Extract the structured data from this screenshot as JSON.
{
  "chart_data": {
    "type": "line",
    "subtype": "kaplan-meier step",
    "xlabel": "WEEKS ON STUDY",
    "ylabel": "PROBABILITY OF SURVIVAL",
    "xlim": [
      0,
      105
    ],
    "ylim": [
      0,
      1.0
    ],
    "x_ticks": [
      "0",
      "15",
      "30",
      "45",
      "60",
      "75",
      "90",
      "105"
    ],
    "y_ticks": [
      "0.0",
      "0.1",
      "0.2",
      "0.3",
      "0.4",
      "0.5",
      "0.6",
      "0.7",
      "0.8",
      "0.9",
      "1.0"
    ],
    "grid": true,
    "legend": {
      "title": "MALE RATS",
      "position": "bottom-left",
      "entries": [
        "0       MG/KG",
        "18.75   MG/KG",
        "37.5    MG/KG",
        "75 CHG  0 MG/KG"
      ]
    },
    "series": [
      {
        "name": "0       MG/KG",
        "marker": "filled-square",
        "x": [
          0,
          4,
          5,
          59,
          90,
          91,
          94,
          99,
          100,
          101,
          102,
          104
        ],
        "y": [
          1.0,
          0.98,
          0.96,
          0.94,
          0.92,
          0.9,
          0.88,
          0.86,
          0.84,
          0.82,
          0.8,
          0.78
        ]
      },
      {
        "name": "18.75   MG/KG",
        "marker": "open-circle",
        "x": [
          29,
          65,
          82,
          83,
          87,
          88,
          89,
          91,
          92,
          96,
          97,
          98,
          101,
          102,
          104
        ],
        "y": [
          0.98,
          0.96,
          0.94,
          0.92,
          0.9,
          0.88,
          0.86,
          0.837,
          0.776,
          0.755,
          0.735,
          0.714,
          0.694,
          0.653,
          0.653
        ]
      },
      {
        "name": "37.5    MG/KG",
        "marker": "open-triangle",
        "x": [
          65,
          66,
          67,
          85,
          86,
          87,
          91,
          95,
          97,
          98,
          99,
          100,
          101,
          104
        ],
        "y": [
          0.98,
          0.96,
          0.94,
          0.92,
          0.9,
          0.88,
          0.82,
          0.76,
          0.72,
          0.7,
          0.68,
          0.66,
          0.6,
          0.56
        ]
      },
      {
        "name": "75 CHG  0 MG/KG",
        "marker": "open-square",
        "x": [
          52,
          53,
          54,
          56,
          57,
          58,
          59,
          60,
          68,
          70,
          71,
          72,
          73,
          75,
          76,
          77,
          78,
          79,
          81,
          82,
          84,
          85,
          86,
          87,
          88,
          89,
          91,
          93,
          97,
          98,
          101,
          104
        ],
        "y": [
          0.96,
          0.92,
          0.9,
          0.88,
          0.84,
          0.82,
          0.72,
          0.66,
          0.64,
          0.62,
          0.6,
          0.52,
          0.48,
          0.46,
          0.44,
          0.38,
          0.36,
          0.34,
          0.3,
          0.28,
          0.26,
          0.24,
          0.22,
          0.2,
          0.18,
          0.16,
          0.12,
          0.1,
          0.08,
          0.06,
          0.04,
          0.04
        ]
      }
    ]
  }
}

▶ [GIVEN REQUEST]: Return the listing above in full, character for character.

▶ [ANSWER BELOW]:
Extract the structured data from this screenshot as JSON.
{
  "chart_data": {
    "type": "line",
    "subtype": "kaplan-meier step",
    "xlabel": "WEEKS ON STUDY",
    "ylabel": "PROBABILITY OF SURVIVAL",
    "xlim": [
      0,
      105
    ],
    "ylim": [
      0,
      1.0
    ],
    "x_ticks": [
      "0",
      "15",
      "30",
      "45",
      "60",
      "75",
      "90",
      "105"
    ],
    "y_ticks": [
      "0.0",
      "0.1",
      "0.2",
      "0.3",
      "0.4",
      "0.5",
      "0.6",
      "0.7",
      "0.8",
      "0.9",
      "1.0"
    ],
    "grid": true,
    "legend": {
      "title": "MALE RATS",
      "position": "bottom-left",
      "entries": [
        "0       MG/KG",
        "18.75   MG/KG",
        "37.5    MG/KG",
        "75 CHG  0 MG/KG"
      ]
    },
    "series": [
      {
        "name": "0       MG/KG",
        "marker": "filled-square",
        "x": [
          0,
          4,
          5,
          59,
          90,
          91,
          94,
          99,
          100,
          101,
          102,
          104
        ],
        "y": [
          1.0,
          0.98,
          0.96,
          0.94,
          0.92,
          0.9,
          0.88,
          0.86,
          0.84,
          0.82,
          0.8,
          0.78
        ]
      },
      {
        "name": "18.75   MG/KG",
        "marker": "open-circle",
        "x": [
          29,
          65,
          82,
          83,
          87,
          88,
          89,
          91,
          92,
          96,
          97,
          98,
          101,
          102,
          104
        ],
        "y": [
          0.98,
          0.96,
          0.94,
          0.92,
          0.9,
          0.88,
          0.86,
          0.837,
          0.776,
          0.755,
          0.735,
          0.714,
          0.694,
          0.653,
          0.653
        ]
      },
      {
        "name": "37.5    MG/KG",
        "marker": "open-triangle",
        "x": [
          65,
          66,
          67,
          85,
          86,
          87,
          91,
          95,
          97,
          98,
          99,
          100,
          101,
          104
        ],
        "y": [
          0.98,
          0.96,
          0.94,
          0.92,
          0.9,
          0.88,
          0.82,
          0.76,
          0.72,
          0.7,
          0.68,
          0.66,
          0.6,
          0.56
        ]
      },
      {
        "name": "75 CHG  0 MG/KG",
        "marker": "open-square",
        "x": [
          52,
          53,
          54,
          56,
          57,
          58,
          59,
          60,
          68,
          70,
          71,
          72,
          73,
          75,
          76,
          77,
          78,
          79,
          81,
          82,
          84,
          85,
          86,
          87,
          88,
          89,
          91,
          93,
          97,
          98,
          101,
          104
        ],
        "y": [
          0.96,
          0.92,
          0.9,
          0.88,
          0.84,
          0.82,
          0.72,
          0.66,
          0.64,
          0.62,
          0.6,
          0.52,
          0.48,
          0.46,
          0.44,
          0.38,
          0.36,
          0.34,
          0.3,
          0.28,
          0.26,
          0.24,
          0.22,
          0.2,
          0.18,
          0.16,
          0.12,
          0.1,
          0.08,
          0.06,
          0.04,
          0.04
        ]
      }
    ]
  }
}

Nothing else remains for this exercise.